#### [Short exercise]
Show all lines from the data that include the word "title".

#### [Listing]
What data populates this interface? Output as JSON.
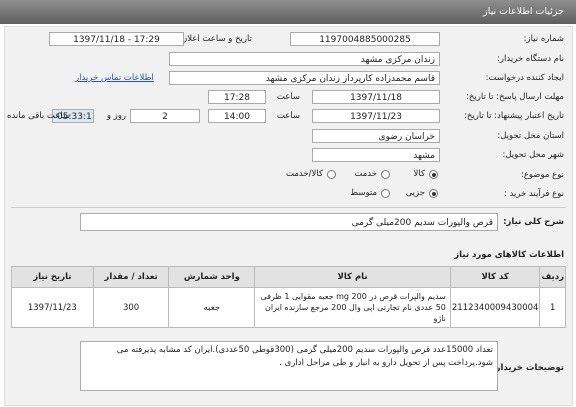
{
  "header": {
    "title": "جزئیات اطلاعات نیاز"
  },
  "form": {
    "need_number": {
      "label": "شماره نیاز:",
      "value": "1197004885000285"
    },
    "announce": {
      "label": "تاریخ و ساعت اعلان عمومی:",
      "value": "1397/11/18 - 17:29"
    },
    "buyer_org": {
      "label": "نام دستگاه خریدار:",
      "value": "زندان مرکزی مشهد"
    },
    "requester": {
      "label": "ایجاد کننده درخواست:",
      "value": "قاسم محمدزاده کارپرداز زندان مرکزی مشهد"
    },
    "contact_link": "اطلاعات تماس خریدار",
    "send_deadline": {
      "label": "مهلت ارسال پاسخ: تا تاریخ:",
      "date": "1397/11/18",
      "time_label": "ساعت",
      "time": "17:28"
    },
    "price_deadline": {
      "label": "تاریخ اعتبار پیشنهاد: تا تاریخ:",
      "date": "1397/11/23",
      "time_label": "ساعت",
      "time": "14:00",
      "days": "2",
      "days_label": "روز و",
      "remaining": "05:33:11",
      "remaining_label": "ساعت باقی مانده"
    },
    "province": {
      "label": "استان محل تحویل:",
      "value": "خراسان رضوی"
    },
    "city": {
      "label": "شهر محل تحویل:",
      "value": "مشهد"
    },
    "category": {
      "label": "نوع موضوع:",
      "options": [
        "کالا",
        "خدمت",
        "کالا/خدمت"
      ],
      "selected": "کالا"
    },
    "process": {
      "label": "نوع فرآیند خرید :",
      "options": [
        "جزیی",
        "متوسط"
      ],
      "selected": "جزیی"
    }
  },
  "summary": {
    "label": "شرح کلی نیاز:",
    "value": "قرص والپورات سدیم 200میلی گرمی"
  },
  "goods": {
    "title": "اطلاعات کالاهای مورد نیاز",
    "columns": [
      "ردیف",
      "کد کالا",
      "نام کالا",
      "واحد شمارش",
      "تعداد / مقدار",
      "تاریخ نیاز"
    ],
    "rows": [
      {
        "row": "1",
        "code": "2112340009430004",
        "name": "سدیم والپرات قرص در mg 200 جعبه مقوایی 1 ظرفی 50 عددی نام تجارتی اپی وال 200 مرجع سازنده ایران ناژو",
        "unit": "جعبه",
        "qty": "300",
        "date": "1397/11/23"
      }
    ]
  },
  "notes": {
    "label": "توضیحات خریدار:",
    "value": "تعداد 15000عدد قرص والپورات سدیم 200میلی گرمی (300قوطی 50عددی).ایران کد مشابه پذیرفته می شود.پرداخت پس از تحویل دارو به انبار و طی مراحل اداری ."
  }
}
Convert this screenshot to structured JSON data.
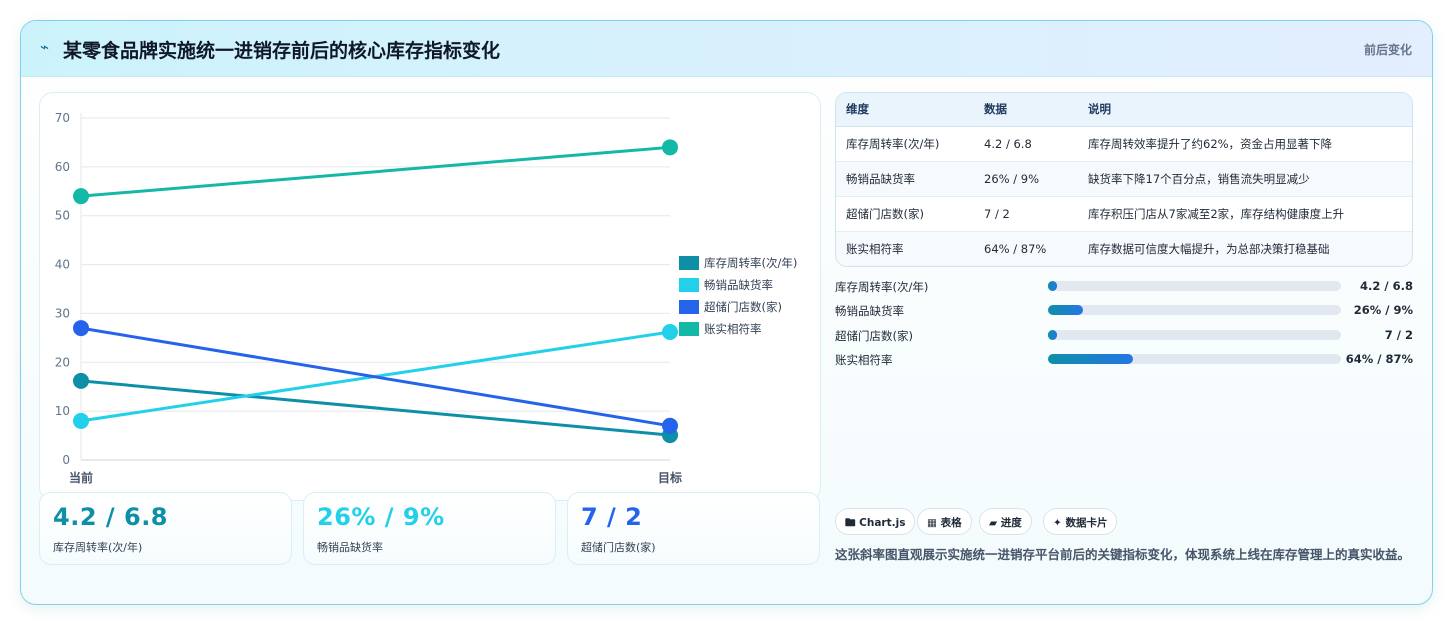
{
  "header": {
    "icon": "lightning-icon",
    "icon_glyph": "⌁",
    "title": "某零食品牌实施统一进销存前后的核心库存指标变化",
    "right_label": "前后变化"
  },
  "chart_data": {
    "type": "line",
    "categories": [
      "当前",
      "目标"
    ],
    "ylim": [
      0,
      70
    ],
    "yticks": [
      0,
      10,
      20,
      30,
      40,
      50,
      60,
      70
    ],
    "ytick_labels": [
      "0",
      "10",
      "20",
      "30",
      "40",
      "50",
      "60",
      "70"
    ],
    "grid": true,
    "legend_position": "right",
    "series": [
      {
        "name": "库存周转率(次/年)",
        "values": [
          16.2,
          5.1
        ],
        "color": "#0e8fa8"
      },
      {
        "name": "畅销品缺货率",
        "values": [
          8.0,
          26.2
        ],
        "color": "#22d0ea"
      },
      {
        "name": "超储门店数(家)",
        "values": [
          27.0,
          7.0
        ],
        "color": "#2563eb"
      },
      {
        "name": "账实相符率",
        "values": [
          54.0,
          64.0
        ],
        "color": "#14b8a6"
      }
    ]
  },
  "kpis": [
    {
      "value": "4.2 / 6.8",
      "label": "库存周转率(次/年)",
      "color": "#0e8fa8"
    },
    {
      "value": "26% / 9%",
      "label": "畅销品缺货率",
      "color": "#22d0ea"
    },
    {
      "value": "7 / 2",
      "label": "超储门店数(家)",
      "color": "#2563eb"
    }
  ],
  "table": {
    "headers": [
      "维度",
      "数据",
      "说明"
    ],
    "rows": [
      [
        "库存周转率(次/年)",
        "4.2 / 6.8",
        "库存周转效率提升了约62%，资金占用显著下降"
      ],
      [
        "畅销品缺货率",
        "26% / 9%",
        "缺货率下降17个百分点，销售流失明显减少"
      ],
      [
        "超储门店数(家)",
        "7 / 2",
        "库存积压门店从7家减至2家，库存结构健康度上升"
      ],
      [
        "账实相符率",
        "64% / 87%",
        "库存数据可信度大幅提升，为总部决策打稳基础"
      ]
    ]
  },
  "progress": [
    {
      "label": "库存周转率(次/年)",
      "value": "4.2 / 6.8",
      "fill": 0.03
    },
    {
      "label": "畅销品缺货率",
      "value": "26% / 9%",
      "fill": 0.12
    },
    {
      "label": "超储门店数(家)",
      "value": "7 / 2",
      "fill": 0.03
    },
    {
      "label": "账实相符率",
      "value": "64% / 87%",
      "fill": 0.29
    }
  ],
  "tags": [
    {
      "icon": "chart-icon",
      "label": "🖿 Chart.js"
    },
    {
      "icon": "table-icon",
      "label": "▦ 表格"
    },
    {
      "icon": "progress-icon",
      "label": "▰ 进度"
    },
    {
      "icon": "card-icon",
      "label": "✦ 数据卡片"
    }
  ],
  "description": "这张斜率图直观展示实施统一进销存平台前后的关键指标变化，体现系统上线在库存管理上的真实收益。"
}
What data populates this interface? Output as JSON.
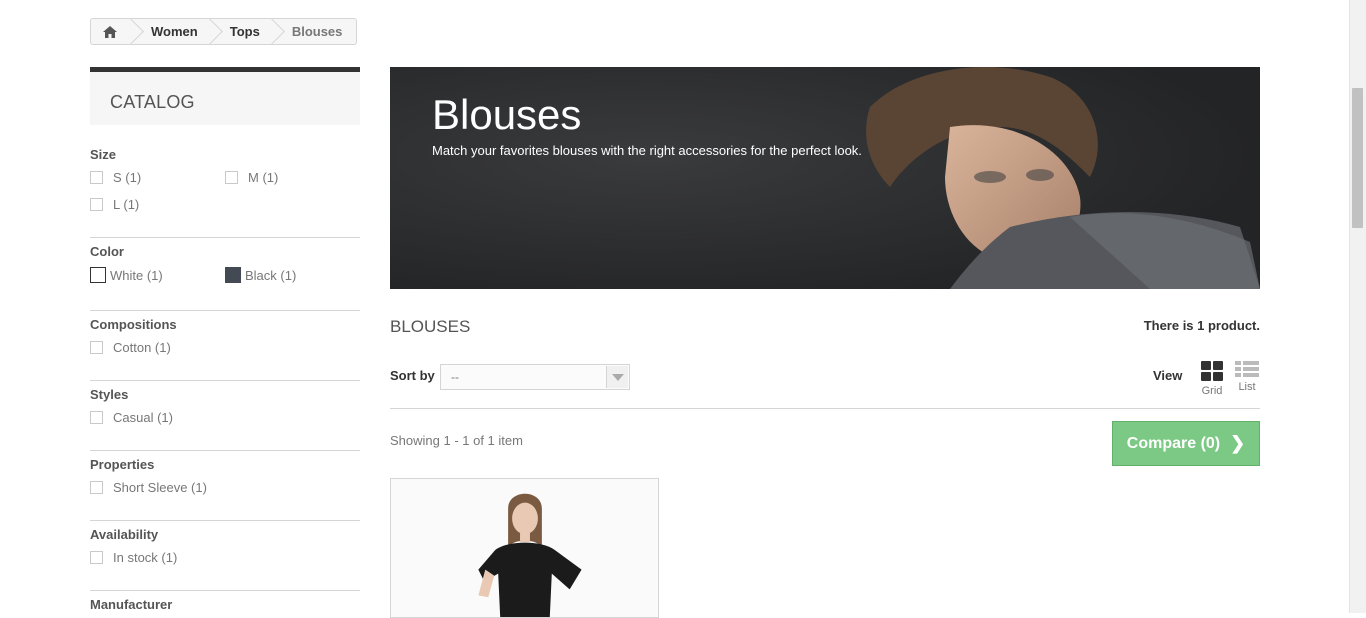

#### [Answer to the problem]
    "title": "جزئیات اطلاعات نیاز"
    "title": "اطلاعات کالاهای مورد نیاز",
    "title": "某零食品牌实施统一进销存前后的核心库存指标变化",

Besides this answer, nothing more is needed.